Instruction → Show all lines from the data that include the word "screenshot".

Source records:
.....

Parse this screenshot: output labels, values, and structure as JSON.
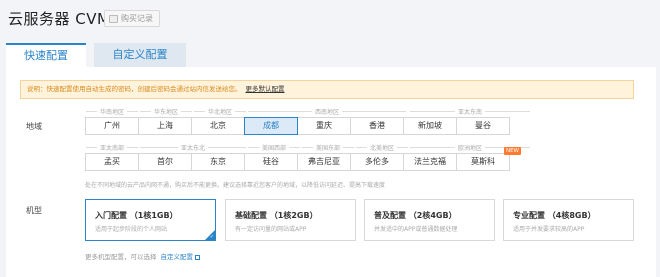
{
  "header": {
    "title": "云服务器 CVM",
    "purchase_button": "购买记录",
    "purchase_icon": "cart-icon"
  },
  "tabs": [
    {
      "label": "快速配置",
      "active": true
    },
    {
      "label": "自定义配置",
      "active": false
    }
  ],
  "notice": {
    "text": "说明：快速配置使用自动生成的密码，创建后密码会通过站内信发送给您。",
    "link": "更多默认配置"
  },
  "region": {
    "label": "地域",
    "row1_groups": [
      "华南地区",
      "华东地区",
      "华北地区",
      "西南地区",
      "亚太东南"
    ],
    "row1_cities": [
      "广州",
      "上海",
      "北京",
      "成都",
      "重庆",
      "香港",
      "新加坡",
      "曼谷"
    ],
    "row2_groups": [
      "亚太南部",
      "亚太东北",
      "美国西部",
      "美国东部",
      "北美地区",
      "欧洲地区"
    ],
    "row2_cities": [
      "孟买",
      "首尔",
      "东京",
      "硅谷",
      "弗吉尼亚",
      "多伦多",
      "法兰克福",
      "莫斯科"
    ],
    "selected_city": "成都",
    "new_badge": "NEW",
    "hint": "处在不同地域的云产品内网不通，购买后不能更换。建议选择靠近您客户的地域，以降低访问延迟、提高下载速度"
  },
  "machine": {
    "label": "机型",
    "options": [
      {
        "title": "入门配置 （1核1GB）",
        "desc": "适用于起步阶段的个人网站",
        "selected": true
      },
      {
        "title": "基础配置 （1核2GB）",
        "desc": "有一定访问量的网站或APP",
        "selected": false
      },
      {
        "title": "普及配置 （2核4GB）",
        "desc": "并发适中的APP或普通数据处理",
        "selected": false
      },
      {
        "title": "专业配置 （4核8GB）",
        "desc": "适用于并发要求较高的APP",
        "selected": false
      }
    ],
    "more_hint": "更多机型配置，可以选择",
    "more_link": "自定义配置"
  },
  "colors": {
    "accent": "#2a84c8",
    "notice_bg": "#fff3dc",
    "new_badge": "#ff7a2f"
  }
}
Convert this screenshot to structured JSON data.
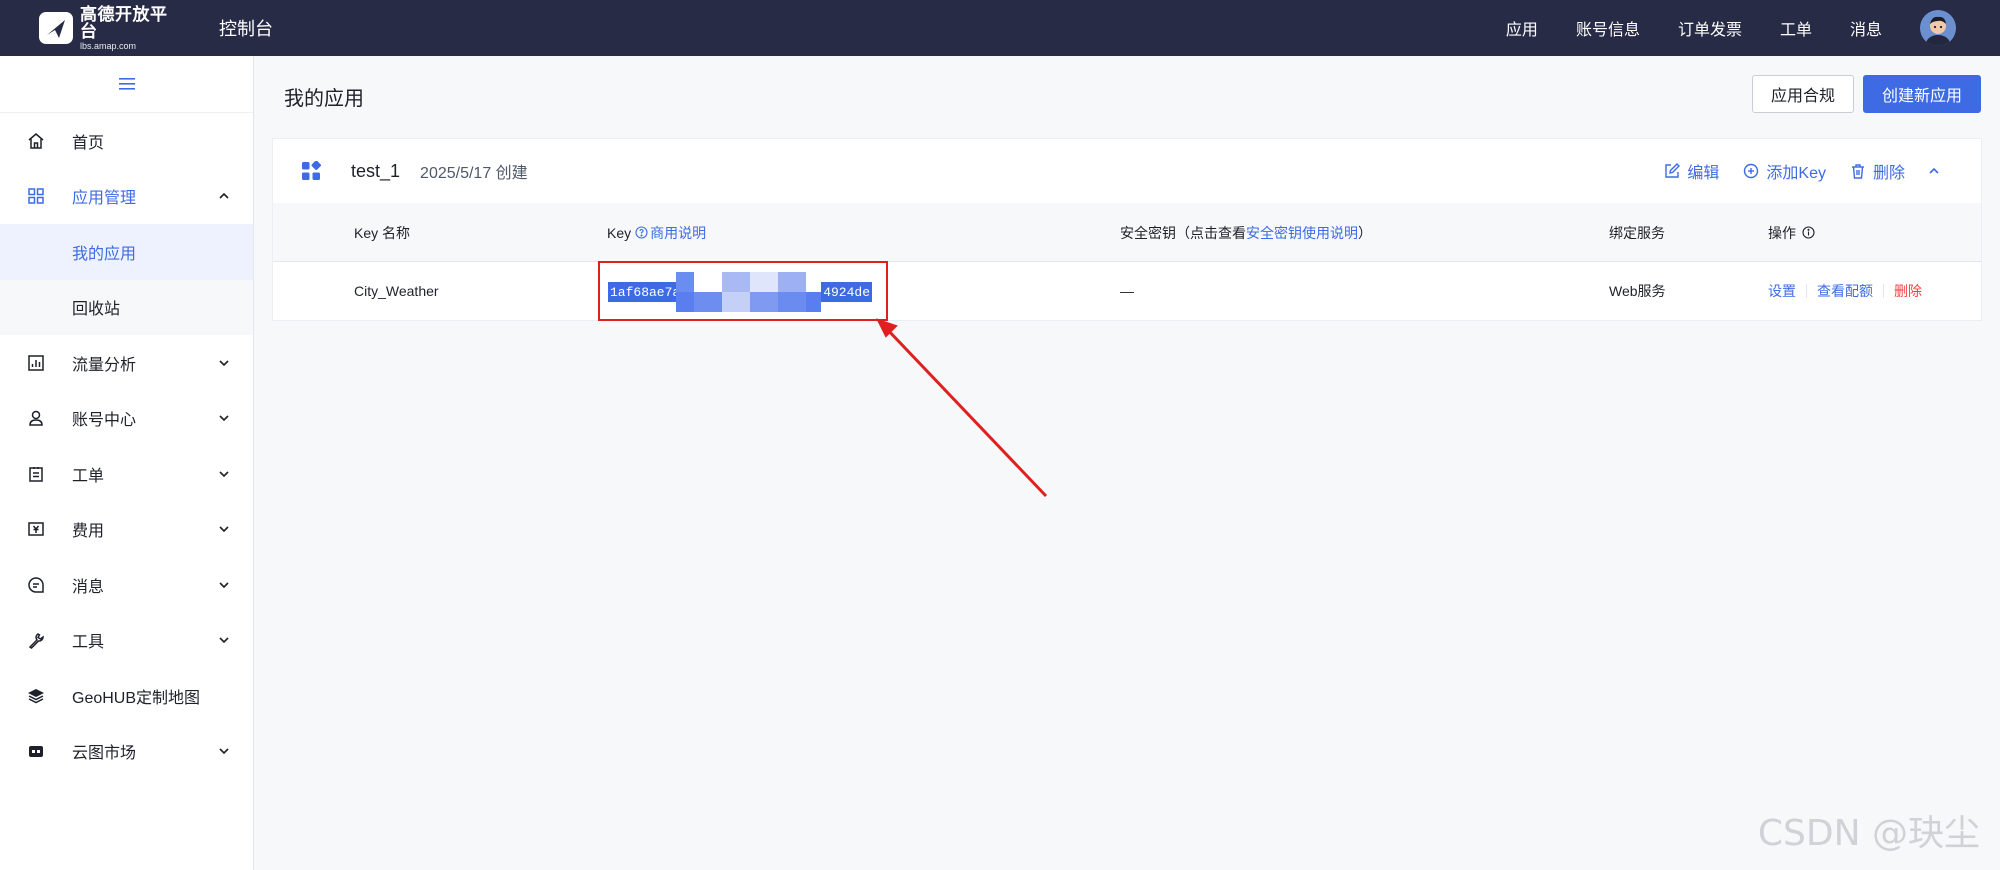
{
  "topbar": {
    "logo_cn": "高德开放平台",
    "logo_en": "lbs.amap.com",
    "console_title": "控制台",
    "nav": [
      "应用",
      "账号信息",
      "订单发票",
      "工单",
      "消息"
    ]
  },
  "sidebar": {
    "collapse_icon": "menu-icon",
    "items": [
      {
        "label": "首页",
        "icon": "home-icon"
      },
      {
        "label": "应用管理",
        "icon": "grid-icon",
        "expanded": true
      },
      {
        "label": "我的应用",
        "sub": true,
        "active": true
      },
      {
        "label": "回收站",
        "sub": true
      },
      {
        "label": "流量分析",
        "icon": "chart-icon"
      },
      {
        "label": "账号中心",
        "icon": "user-icon"
      },
      {
        "label": "工单",
        "icon": "ticket-icon"
      },
      {
        "label": "费用",
        "icon": "currency-icon"
      },
      {
        "label": "消息",
        "icon": "message-icon"
      },
      {
        "label": "工具",
        "icon": "wrench-icon"
      },
      {
        "label": "GeoHUB定制地图",
        "icon": "layers-icon"
      },
      {
        "label": "云图市场",
        "icon": "store-icon"
      }
    ]
  },
  "main": {
    "title": "我的应用",
    "compliance_button": "应用合规",
    "create_button": "创建新应用",
    "app": {
      "name": "test_1",
      "created": "2025/5/17 创建",
      "actions": {
        "edit": "编辑",
        "add_key": "添加Key",
        "delete": "删除"
      }
    },
    "table": {
      "headers": {
        "key_name": "Key 名称",
        "key": "Key",
        "key_help": "商用说明",
        "secret_prefix": "安全密钥（点击查看",
        "secret_link": "安全密钥使用说明",
        "secret_suffix": "）",
        "service": "绑定服务",
        "ops": "操作"
      },
      "rows": [
        {
          "key_name": "City_Weather",
          "key_start": "1af68ae7a",
          "key_end": "4924de",
          "secret": "—",
          "service": "Web服务",
          "ops": [
            "设置",
            "查看配额",
            "删除"
          ]
        }
      ]
    }
  },
  "colors": {
    "accent": "#3e6be4",
    "topbar": "#272b45",
    "annotation": "#e02020",
    "danger": "#f53f3f"
  },
  "watermark": "CSDN @玦尘"
}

.....

Result →
Parse this screenshot: output labels, values, and structure as JSON.
Convert this screenshot to structured JSON data.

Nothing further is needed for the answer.